## Your goal
Select every line holding the word "Tatham" and copy it.

[Dataset rows start]

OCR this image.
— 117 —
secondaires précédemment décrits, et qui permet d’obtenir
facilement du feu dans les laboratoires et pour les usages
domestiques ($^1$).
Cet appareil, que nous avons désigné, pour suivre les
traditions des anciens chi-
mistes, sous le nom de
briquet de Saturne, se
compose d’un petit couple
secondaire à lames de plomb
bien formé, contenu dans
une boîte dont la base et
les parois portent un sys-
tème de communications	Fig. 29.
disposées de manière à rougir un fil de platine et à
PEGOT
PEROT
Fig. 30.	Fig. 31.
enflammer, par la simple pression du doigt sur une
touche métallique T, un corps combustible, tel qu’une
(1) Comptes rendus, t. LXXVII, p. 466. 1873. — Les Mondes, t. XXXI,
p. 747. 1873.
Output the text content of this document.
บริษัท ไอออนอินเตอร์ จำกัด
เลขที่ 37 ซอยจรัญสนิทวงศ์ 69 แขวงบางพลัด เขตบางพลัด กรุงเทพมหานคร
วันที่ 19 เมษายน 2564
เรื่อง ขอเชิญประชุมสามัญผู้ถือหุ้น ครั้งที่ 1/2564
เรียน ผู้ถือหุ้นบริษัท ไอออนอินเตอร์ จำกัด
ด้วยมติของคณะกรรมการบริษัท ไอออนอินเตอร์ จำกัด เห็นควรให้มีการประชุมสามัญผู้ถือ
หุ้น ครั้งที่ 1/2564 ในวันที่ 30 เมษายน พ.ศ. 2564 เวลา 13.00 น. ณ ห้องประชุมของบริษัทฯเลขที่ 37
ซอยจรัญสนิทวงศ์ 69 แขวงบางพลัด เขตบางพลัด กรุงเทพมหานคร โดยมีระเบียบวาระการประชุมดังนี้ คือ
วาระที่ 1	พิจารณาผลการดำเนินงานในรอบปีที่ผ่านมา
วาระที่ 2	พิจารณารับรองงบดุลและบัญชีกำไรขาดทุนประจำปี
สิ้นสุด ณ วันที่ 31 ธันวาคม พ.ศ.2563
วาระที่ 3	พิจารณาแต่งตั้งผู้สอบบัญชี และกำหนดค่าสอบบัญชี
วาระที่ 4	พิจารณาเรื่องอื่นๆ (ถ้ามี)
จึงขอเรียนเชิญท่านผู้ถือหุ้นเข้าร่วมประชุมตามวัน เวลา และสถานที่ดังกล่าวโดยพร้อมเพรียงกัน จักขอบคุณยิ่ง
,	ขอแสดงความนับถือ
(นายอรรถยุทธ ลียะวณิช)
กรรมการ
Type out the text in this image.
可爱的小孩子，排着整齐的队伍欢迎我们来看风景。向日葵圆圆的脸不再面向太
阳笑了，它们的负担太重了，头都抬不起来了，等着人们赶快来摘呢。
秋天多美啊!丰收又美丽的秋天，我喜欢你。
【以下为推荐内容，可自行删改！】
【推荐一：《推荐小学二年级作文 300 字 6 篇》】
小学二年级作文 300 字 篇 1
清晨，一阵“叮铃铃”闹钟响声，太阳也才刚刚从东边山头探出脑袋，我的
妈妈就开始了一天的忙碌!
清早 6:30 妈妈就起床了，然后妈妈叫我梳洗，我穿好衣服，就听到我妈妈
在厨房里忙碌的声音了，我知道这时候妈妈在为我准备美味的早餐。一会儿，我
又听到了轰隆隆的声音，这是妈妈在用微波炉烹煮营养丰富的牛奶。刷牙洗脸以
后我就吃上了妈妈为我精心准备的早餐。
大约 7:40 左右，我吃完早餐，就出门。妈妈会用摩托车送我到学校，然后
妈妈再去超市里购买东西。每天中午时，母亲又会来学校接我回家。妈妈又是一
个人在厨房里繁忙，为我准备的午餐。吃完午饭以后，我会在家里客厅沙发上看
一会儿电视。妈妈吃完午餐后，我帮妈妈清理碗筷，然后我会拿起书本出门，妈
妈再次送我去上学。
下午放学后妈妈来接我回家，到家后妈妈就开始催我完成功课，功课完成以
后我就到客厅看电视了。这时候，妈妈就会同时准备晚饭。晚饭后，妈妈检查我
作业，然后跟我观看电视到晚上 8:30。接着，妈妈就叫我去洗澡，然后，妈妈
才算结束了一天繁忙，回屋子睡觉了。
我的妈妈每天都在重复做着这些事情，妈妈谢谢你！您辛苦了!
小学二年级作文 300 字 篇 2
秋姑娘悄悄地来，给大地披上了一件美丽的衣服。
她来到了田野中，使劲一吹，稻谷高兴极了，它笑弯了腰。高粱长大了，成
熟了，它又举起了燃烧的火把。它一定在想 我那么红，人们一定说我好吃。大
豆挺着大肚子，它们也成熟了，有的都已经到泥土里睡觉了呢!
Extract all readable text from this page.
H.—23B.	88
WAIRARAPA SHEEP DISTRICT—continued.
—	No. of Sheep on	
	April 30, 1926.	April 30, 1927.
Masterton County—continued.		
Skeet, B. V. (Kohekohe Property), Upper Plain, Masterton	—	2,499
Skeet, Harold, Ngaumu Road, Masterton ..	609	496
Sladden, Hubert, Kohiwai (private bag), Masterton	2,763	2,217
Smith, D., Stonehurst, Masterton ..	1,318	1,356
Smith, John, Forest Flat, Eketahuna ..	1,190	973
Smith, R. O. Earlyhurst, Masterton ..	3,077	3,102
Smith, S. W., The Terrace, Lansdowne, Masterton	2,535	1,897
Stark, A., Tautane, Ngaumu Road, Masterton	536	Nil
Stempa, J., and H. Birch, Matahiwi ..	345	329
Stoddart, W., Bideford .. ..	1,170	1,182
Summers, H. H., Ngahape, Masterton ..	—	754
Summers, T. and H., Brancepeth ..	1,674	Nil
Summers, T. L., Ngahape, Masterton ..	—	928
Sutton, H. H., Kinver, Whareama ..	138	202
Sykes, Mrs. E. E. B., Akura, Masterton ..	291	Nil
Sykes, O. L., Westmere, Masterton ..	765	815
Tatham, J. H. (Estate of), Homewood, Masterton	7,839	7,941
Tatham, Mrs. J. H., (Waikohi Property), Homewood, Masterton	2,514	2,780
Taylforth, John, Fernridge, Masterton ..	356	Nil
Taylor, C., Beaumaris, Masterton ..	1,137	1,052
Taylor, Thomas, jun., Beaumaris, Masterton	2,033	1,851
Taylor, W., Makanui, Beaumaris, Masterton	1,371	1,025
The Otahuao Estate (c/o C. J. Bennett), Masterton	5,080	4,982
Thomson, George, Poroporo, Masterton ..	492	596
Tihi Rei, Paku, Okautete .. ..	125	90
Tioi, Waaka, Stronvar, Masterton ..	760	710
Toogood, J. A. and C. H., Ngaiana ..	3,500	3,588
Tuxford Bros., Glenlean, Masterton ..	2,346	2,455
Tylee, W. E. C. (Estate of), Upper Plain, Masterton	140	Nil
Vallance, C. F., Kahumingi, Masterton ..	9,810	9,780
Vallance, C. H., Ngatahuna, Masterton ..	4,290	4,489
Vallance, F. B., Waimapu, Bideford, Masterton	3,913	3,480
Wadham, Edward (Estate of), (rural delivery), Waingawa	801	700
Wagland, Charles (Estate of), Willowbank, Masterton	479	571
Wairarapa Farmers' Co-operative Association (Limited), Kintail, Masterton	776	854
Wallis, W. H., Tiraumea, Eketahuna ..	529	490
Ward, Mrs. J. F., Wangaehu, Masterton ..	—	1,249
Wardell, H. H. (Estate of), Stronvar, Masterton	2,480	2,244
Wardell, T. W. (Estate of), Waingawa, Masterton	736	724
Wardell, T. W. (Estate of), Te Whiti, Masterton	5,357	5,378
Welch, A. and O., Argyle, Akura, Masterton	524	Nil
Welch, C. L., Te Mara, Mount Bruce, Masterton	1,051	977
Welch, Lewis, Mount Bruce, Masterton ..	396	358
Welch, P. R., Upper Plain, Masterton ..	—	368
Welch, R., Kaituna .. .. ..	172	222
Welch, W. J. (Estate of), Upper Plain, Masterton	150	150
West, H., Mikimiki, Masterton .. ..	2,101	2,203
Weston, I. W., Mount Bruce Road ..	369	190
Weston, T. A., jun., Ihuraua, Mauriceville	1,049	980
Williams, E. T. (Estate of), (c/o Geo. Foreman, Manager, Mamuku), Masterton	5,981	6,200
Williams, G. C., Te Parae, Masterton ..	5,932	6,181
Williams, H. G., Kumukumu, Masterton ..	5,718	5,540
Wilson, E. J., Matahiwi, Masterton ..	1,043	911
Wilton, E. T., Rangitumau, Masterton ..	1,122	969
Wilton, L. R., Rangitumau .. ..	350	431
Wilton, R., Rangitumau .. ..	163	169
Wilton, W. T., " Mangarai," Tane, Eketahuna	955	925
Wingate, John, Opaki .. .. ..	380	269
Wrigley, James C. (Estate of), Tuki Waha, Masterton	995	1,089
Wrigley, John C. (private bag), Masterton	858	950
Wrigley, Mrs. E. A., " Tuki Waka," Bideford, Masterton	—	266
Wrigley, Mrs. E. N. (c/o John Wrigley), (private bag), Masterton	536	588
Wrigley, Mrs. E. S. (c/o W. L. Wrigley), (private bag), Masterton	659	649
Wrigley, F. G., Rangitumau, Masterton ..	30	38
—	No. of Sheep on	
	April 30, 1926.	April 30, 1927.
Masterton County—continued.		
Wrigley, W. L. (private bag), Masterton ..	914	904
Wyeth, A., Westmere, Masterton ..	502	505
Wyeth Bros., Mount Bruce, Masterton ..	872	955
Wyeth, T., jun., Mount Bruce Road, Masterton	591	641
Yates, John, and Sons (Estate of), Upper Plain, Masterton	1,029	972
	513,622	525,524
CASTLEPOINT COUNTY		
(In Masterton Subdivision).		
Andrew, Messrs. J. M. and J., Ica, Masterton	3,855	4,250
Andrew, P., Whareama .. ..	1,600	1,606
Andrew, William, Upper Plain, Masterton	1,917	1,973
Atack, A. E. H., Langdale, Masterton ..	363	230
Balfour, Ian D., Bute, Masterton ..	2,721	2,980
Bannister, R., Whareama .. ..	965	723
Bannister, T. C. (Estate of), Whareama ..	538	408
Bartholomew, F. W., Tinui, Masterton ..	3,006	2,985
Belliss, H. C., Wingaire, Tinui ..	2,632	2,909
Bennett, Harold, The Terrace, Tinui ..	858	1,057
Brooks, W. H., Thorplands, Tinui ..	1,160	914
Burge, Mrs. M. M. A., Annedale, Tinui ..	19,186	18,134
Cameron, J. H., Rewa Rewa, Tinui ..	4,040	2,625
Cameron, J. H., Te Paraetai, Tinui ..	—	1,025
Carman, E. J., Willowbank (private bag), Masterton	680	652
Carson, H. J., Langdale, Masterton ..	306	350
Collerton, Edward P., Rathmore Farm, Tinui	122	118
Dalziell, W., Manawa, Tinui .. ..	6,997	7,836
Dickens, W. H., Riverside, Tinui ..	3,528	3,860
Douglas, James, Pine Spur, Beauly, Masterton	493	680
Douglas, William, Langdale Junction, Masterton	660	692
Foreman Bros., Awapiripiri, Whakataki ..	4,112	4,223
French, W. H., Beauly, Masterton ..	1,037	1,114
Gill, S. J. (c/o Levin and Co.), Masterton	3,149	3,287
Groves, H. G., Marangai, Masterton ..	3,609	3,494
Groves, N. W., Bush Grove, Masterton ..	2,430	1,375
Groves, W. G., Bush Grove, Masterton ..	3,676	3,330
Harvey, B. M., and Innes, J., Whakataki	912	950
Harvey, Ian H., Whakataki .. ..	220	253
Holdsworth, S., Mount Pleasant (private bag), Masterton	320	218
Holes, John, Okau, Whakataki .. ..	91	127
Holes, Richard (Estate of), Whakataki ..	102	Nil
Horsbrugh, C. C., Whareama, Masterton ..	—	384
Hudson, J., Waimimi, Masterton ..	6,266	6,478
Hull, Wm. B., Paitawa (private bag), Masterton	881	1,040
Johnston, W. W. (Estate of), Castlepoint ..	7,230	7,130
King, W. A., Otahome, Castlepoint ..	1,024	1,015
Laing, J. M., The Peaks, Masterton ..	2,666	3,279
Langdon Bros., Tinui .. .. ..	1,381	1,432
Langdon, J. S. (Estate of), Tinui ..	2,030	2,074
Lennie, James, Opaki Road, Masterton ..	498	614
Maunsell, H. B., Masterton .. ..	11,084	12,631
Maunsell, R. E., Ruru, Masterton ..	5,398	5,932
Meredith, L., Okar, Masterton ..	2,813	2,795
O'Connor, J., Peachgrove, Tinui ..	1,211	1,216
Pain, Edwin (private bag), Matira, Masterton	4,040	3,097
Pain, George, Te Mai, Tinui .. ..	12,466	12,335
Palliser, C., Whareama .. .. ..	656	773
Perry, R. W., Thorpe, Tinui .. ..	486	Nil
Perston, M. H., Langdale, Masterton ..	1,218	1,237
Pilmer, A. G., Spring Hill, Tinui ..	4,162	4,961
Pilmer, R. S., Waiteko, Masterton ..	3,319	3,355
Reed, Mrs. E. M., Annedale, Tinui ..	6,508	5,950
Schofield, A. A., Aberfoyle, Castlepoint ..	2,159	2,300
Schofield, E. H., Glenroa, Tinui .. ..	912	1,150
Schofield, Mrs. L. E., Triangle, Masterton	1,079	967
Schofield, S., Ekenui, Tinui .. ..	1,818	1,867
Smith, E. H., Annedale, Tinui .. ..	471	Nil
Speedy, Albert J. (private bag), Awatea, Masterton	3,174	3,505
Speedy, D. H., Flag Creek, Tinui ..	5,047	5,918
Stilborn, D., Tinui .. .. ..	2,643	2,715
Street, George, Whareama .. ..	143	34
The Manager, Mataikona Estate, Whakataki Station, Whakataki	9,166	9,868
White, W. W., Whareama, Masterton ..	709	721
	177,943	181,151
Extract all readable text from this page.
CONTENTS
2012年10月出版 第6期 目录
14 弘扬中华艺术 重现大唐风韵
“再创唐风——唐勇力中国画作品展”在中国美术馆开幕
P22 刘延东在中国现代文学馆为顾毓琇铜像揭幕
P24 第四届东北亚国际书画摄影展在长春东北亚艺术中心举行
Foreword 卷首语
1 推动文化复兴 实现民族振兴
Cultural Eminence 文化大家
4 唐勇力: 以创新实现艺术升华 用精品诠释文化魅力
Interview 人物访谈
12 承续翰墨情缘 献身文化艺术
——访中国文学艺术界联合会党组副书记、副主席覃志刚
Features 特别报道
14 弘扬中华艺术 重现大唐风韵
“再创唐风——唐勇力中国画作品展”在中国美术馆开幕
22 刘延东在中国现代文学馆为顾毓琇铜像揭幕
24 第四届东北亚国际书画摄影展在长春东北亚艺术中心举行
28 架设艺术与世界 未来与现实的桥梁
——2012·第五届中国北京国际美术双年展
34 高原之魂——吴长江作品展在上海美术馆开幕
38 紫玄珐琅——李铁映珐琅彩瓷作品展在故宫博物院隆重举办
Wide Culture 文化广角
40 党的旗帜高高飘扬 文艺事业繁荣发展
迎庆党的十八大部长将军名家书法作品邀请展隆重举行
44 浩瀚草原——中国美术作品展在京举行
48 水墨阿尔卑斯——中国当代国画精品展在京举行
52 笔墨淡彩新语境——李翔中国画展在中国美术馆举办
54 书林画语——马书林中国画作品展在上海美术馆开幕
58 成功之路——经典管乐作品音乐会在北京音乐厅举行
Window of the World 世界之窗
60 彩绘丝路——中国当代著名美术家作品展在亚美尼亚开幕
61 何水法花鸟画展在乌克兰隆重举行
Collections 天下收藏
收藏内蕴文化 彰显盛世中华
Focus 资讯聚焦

[Dataset rows end]

## Solution
Tatham, J. H. (Estate of), Homewood, Masterton	7,839	7,941
Tatham, Mrs. J. H., (Waikohi Property), Homewood, Masterton	2,514	2,780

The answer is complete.